PAGINA:
Inloggen

Archief

Einde fictieve dienstbetrekking commissaris

De staatssecretaris van Financiën heeft een besluit gepubliceerd waarin wordt goedgekeurd dat de arbeidsverhouding van een commissaris na 1 mei 2016 niet wordt aangemerkt als een fictieve dienstbetrekking.
Deze goedkeuring hangt samen met het afschaffen van de VAR en de inwerkingtreding per 1 mei 2016 van de Wet Deregulering beoordeling arbeidsrelatie. Met het vervallen van de VAR zou voor de commissaris die voorheen beschikte over een VAR-wuo op grond van de Wet op de Loonbelasting (art.3 lid 1 g Wet LB 1964) gelden dat er sprake is van een fictieve dienstbetrekking en dus inhoudingsplicht. Het lichaam waar hij dan toezichthouder is zou dan inhoudingsplichtige worden voor de loonheffing (loonbelasting, premies volksverzekeringen en inkomensafhankelijke bijdrage Zvw). Voor de werknemersverzekeringen verandert er niets: hiervoor ontstaat geen verzekeringsplicht en er hoeven dus door de inhoudingsplichtige geen premies te worden betaald. De staatssecretaris keurt dus nu goed dat na 1 mei de fictieve dienstbetrekking in geval van de commissaris niet hoeft te worden toegepast. Hiermee loopt hij vooruit op een wetswijziging per 1 januari 2017. Overigens is het na 1 mei niet verplicht om gebruik te maken van de goedkeuring. Indien inhoudingsplicht door commissaris en het lichaam waarvoor hij werkzaam is wordt beoogd, kan worden uitgegaan van de wettelijk regeling. En ook na de wetswijziging is voortzetting van het regime van de fictieve dienstbetrekking mogelijk door te kiezen voor opting-in. Bron: MvF 14-03-3016 (Stcrt 2016, 14756)

FRAGMENT UIT DATASET:
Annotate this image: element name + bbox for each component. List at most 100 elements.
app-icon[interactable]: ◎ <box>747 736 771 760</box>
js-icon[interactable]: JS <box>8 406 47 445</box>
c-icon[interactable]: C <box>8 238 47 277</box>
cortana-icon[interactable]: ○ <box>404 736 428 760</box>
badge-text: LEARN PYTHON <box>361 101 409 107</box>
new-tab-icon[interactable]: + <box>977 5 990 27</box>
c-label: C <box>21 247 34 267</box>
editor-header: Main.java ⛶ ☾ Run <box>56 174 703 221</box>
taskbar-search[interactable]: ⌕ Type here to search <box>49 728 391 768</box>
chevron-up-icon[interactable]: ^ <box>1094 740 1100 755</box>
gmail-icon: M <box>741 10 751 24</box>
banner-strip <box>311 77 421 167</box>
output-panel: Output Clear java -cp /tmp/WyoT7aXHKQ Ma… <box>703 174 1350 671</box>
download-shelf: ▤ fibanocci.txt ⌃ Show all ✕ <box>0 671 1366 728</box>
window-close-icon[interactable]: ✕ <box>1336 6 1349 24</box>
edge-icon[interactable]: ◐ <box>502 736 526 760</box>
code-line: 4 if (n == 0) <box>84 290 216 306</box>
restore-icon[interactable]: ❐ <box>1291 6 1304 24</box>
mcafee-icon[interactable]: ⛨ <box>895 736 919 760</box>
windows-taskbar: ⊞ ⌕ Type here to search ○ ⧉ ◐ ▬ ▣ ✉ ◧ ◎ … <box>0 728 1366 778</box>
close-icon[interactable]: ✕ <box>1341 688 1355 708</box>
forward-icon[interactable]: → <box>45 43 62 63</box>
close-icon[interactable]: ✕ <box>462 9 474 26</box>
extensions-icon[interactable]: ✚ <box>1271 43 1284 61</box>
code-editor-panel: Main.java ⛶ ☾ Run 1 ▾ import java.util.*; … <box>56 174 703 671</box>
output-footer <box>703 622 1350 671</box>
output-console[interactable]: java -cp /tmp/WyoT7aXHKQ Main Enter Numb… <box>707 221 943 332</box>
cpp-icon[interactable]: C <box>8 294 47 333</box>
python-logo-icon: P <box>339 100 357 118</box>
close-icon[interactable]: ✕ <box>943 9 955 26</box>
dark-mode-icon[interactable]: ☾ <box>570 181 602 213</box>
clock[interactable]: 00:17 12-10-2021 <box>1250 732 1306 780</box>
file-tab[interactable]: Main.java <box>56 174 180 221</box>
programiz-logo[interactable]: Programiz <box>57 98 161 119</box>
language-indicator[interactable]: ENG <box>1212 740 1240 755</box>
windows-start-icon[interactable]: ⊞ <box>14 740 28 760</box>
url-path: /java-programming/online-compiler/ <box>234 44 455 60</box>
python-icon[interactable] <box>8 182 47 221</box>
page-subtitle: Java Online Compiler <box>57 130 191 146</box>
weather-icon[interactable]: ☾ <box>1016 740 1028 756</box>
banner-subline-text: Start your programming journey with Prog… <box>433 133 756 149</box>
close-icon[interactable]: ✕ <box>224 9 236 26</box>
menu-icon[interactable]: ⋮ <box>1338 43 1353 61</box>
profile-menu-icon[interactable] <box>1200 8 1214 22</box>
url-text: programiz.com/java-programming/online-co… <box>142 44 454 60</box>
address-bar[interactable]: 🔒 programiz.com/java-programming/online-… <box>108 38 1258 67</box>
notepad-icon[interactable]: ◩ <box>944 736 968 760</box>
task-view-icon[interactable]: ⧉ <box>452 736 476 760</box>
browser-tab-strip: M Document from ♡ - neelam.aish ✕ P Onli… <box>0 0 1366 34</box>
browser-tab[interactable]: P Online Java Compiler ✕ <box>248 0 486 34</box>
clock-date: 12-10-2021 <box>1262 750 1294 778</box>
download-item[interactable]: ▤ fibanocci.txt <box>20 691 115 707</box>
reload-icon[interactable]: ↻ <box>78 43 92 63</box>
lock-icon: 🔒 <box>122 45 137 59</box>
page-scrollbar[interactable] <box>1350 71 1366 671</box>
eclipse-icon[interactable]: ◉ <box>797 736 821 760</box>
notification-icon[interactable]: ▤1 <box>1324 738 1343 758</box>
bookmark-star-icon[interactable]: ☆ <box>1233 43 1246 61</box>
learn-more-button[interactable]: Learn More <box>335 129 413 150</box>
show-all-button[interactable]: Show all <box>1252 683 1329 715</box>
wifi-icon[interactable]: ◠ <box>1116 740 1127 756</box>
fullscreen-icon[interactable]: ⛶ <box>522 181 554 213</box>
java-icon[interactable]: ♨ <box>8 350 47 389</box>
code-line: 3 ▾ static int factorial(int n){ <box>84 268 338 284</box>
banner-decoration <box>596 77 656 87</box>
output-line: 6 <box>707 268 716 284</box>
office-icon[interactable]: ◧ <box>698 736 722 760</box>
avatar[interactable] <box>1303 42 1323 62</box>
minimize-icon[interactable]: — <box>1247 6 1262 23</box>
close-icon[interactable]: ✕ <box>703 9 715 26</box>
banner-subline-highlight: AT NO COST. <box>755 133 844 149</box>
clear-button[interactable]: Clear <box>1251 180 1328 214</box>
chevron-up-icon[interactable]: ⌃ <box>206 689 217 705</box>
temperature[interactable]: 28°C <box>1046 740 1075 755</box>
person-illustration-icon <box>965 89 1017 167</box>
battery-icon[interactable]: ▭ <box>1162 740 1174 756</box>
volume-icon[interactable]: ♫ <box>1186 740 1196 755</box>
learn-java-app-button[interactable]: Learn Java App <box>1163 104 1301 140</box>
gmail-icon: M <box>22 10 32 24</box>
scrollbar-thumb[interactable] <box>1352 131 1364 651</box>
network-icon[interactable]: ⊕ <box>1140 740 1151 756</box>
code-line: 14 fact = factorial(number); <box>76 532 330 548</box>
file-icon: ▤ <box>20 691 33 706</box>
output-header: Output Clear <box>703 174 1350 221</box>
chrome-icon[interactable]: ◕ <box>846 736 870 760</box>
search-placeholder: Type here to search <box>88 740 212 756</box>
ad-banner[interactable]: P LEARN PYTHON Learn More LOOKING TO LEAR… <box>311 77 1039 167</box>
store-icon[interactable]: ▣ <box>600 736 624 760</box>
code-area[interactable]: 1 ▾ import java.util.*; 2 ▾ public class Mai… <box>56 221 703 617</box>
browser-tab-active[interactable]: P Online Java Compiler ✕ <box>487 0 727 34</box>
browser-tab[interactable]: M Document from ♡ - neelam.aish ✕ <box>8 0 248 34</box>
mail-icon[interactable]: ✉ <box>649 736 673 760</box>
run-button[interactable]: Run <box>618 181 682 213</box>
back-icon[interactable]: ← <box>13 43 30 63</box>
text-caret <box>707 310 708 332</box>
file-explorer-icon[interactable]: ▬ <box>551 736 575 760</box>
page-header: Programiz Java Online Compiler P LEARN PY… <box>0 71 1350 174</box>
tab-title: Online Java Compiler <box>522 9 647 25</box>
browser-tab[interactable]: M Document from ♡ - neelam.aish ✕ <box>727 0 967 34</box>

OPDRACHTEN:
A - Op welke datum trad volgens de pagina over de commissaris de Wet Deregulering beoordeling arbeidsrelatie in werking?
B - Noem alle onderdelen van de loonheffing die de pagina over de commissaris tussen haakjes opsomt.

ANTWOORDEN PER OPDRACHT:
A - Op 1 mei 2016.

B -
- loonbelasting
- premies volksverzekeringen
- inkomensafhankelijke bijdrage Zvw